#### [TASK INPUTS]
— begin —

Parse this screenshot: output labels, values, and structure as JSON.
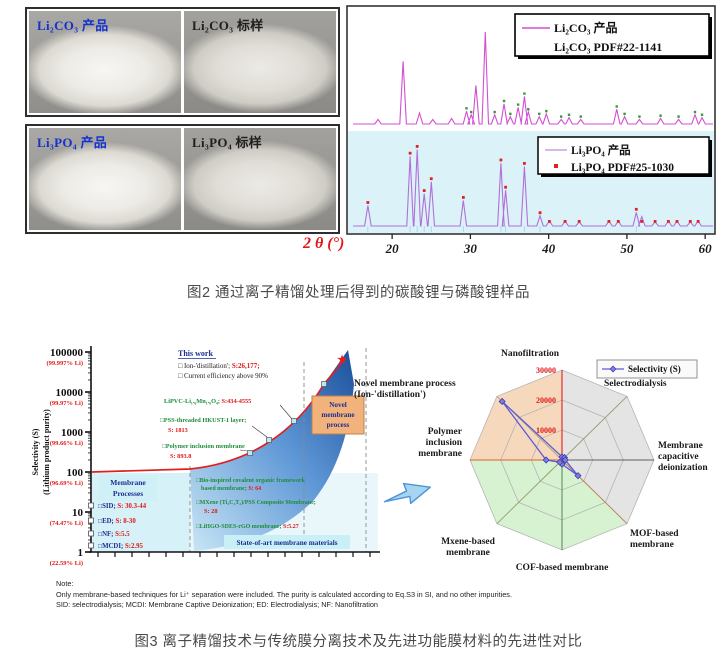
{
  "figure2": {
    "caption": "图2  通过离子精馏处理后得到的碳酸锂与磷酸锂样品",
    "photos": {
      "li2co3_product": "Li₂CO₃ 产品",
      "li2co3_standard": "Li₂CO₃ 标样",
      "li3po4_product": "Li₃PO₄ 产品",
      "li3po4_standard": "Li₃PO₄ 标样"
    }
  },
  "figure3": {
    "caption": "图3  离子精馏技术与传统膜分离技术及先进功能膜材料的先进性对比",
    "note_title": "Note:",
    "note_line1": "Only membrane-based techniques for Li⁺ separation were included. The purity is calculated according to Eq.S3 in SI, and no other impurities.",
    "note_line2": "SID: selectrodialysis; MCDI: Membrane Captive Deionization; ED: Electrodialysis; NF: Nanofiltration"
  },
  "chart_data": [
    {
      "type": "line",
      "title": "XRD patterns of ion-distillation products vs standards",
      "xlabel": "2 θ (°)",
      "xlim": [
        15,
        61
      ],
      "xticks": [
        20,
        30,
        40,
        50,
        60
      ],
      "panels": [
        {
          "series": "Li₂CO₃ 产品",
          "reference": "Li₂CO₃ PDF#22-1141",
          "line_color": "#d24fd2",
          "ref_color": "#3a9a3a",
          "background": "#ffffff",
          "peaks": [
            [
              18.2,
              0.05
            ],
            [
              21.4,
              0.68
            ],
            [
              23.5,
              0.12
            ],
            [
              25.2,
              0.05
            ],
            [
              27.6,
              0.06
            ],
            [
              29.5,
              0.14
            ],
            [
              30.1,
              0.1
            ],
            [
              30.7,
              0.42
            ],
            [
              31.9,
              1.0
            ],
            [
              33.1,
              0.1
            ],
            [
              34.3,
              0.22
            ],
            [
              35.1,
              0.08
            ],
            [
              36.1,
              0.18
            ],
            [
              36.9,
              0.3
            ],
            [
              37.4,
              0.13
            ],
            [
              38.8,
              0.08
            ],
            [
              39.7,
              0.11
            ],
            [
              41.6,
              0.05
            ],
            [
              42.6,
              0.07
            ],
            [
              44.1,
              0.05
            ],
            [
              48.7,
              0.16
            ],
            [
              49.7,
              0.08
            ],
            [
              51.6,
              0.05
            ],
            [
              54.3,
              0.06
            ],
            [
              56.6,
              0.05
            ],
            [
              58.7,
              0.1
            ],
            [
              59.6,
              0.07
            ]
          ]
        },
        {
          "series": "Li₃PO₄ 产品",
          "reference": "Li₃PO₄ PDF#25-1030",
          "line_color": "#b070d8",
          "ref_color": "#e02222",
          "background": "#dcf2f9",
          "peaks": [
            [
              16.9,
              0.24
            ],
            [
              22.3,
              0.82
            ],
            [
              23.2,
              0.9
            ],
            [
              24.1,
              0.38
            ],
            [
              25.0,
              0.52
            ],
            [
              29.1,
              0.3
            ],
            [
              33.9,
              0.74
            ],
            [
              34.5,
              0.42
            ],
            [
              36.9,
              0.7
            ],
            [
              38.9,
              0.12
            ],
            [
              40.1,
              0.06
            ],
            [
              42.1,
              0.06
            ],
            [
              43.9,
              0.05
            ],
            [
              47.7,
              0.06
            ],
            [
              48.9,
              0.06
            ],
            [
              51.2,
              0.16
            ],
            [
              51.9,
              0.11
            ],
            [
              53.6,
              0.05
            ],
            [
              55.3,
              0.06
            ],
            [
              56.4,
              0.06
            ],
            [
              58.1,
              0.05
            ],
            [
              59.1,
              0.06
            ]
          ]
        }
      ]
    },
    {
      "type": "scatter",
      "ylabel_line1": "Selectivity (S)",
      "ylabel_line2": "(Lithium product purity)",
      "yticks": [
        {
          "s": "100000",
          "purity": "(99.997% Li)"
        },
        {
          "s": "10000",
          "purity": "(99.97% Li)"
        },
        {
          "s": "1000",
          "purity": "(99.66% Li)"
        },
        {
          "s": "100",
          "purity": "(96.69% Li)"
        },
        {
          "s": "10",
          "purity": "(74.47% Li)"
        },
        {
          "s": "1",
          "purity": "(22.59% Li)"
        }
      ],
      "this_work": {
        "title": "This work",
        "item1": "□ Ion-'distillation'; ",
        "item1_value": "S:26,177;",
        "item2": "□ Current efficiency above 90%"
      },
      "zones": {
        "membrane1": "Membrane",
        "membrane2": "Processes",
        "state_of_art": "State-of-art membrane materials",
        "novel1": "Novel",
        "novel2": "membrane",
        "novel3": "process"
      },
      "conventional": [
        {
          "name": "□SID; ",
          "s": "S: 30.3-44"
        },
        {
          "name": "□ED; ",
          "s": "S: 8-30"
        },
        {
          "name": "□NF; ",
          "s": "S:5.5"
        },
        {
          "name": "□MCDI; ",
          "s": "S:2.95"
        }
      ],
      "materials": {
        "pvc": {
          "name": "LiPVC-Li₁.₆Mn₁.₆O₄; ",
          "s": "S:434-4555"
        },
        "pss": {
          "name": "□PSS-threaded HKUST-1 layer;",
          "s": "S: 1813"
        },
        "pim": {
          "name": "□Polymer inclusion membrane",
          "s": "S: 893.8"
        },
        "cof": {
          "name": "□Bio-inspired covalent organic framework",
          "name2": "based membrane; ",
          "s": "S: 64"
        },
        "mxene": {
          "name": "□MXene (Ti₃C₂T₂)/PSS Composite Membrane;",
          "s": "S: 28"
        },
        "hgo": {
          "name": "□LiHGO-SDES-rGO membrane; ",
          "s": "S:5.27"
        }
      },
      "colors": {
        "curve": "#e02020",
        "wedge_dark": "#1b4f9c",
        "wedge_light": "#c9e6f5",
        "green_text": "#1f8c3b",
        "red_text": "#e01818",
        "navy_text": "#1b2f8f"
      }
    },
    {
      "type": "radar",
      "legend": "Selectivity (S)",
      "rticks": [
        "10000",
        "20000",
        "30000"
      ],
      "rmax": 30000,
      "axes": [
        {
          "label": [
            "Nanofiltration"
          ],
          "value": 5.5
        },
        {
          "label": [
            "Selectrodialysis"
          ],
          "value": 44
        },
        {
          "label": [
            "Membrane",
            "capacitive",
            "deionization"
          ],
          "value": 2.95
        },
        {
          "label": [
            "MOF-based",
            "membrane"
          ],
          "value": 1813
        },
        {
          "label": [
            "COF-based membrane"
          ],
          "value": 64
        },
        {
          "label": [
            "Mxene-based",
            "membrane"
          ],
          "value": 28
        },
        {
          "label": [
            "Polymer",
            "inclusion",
            "membrane"
          ],
          "value": 893.8
        },
        {
          "label": [
            "Novel membrane process",
            "(Ion-'distillation')"
          ],
          "value": 26177
        }
      ],
      "colors": {
        "series": "#5b5bd6",
        "tick": "#e01818",
        "sector_peach": "#f6d9bd",
        "sector_gray": "#e4e4e4",
        "sector_green": "#d6f2d0"
      }
    }
  ]
}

— end —

#### [WHAT YOU ARE ASKED TO DO]
Search the entries for "Polymer" and copy out each line that has it.

#### [EXERCISE RESPONSE]
          "name": "□Polymer inclusion membrane",
            "Polymer",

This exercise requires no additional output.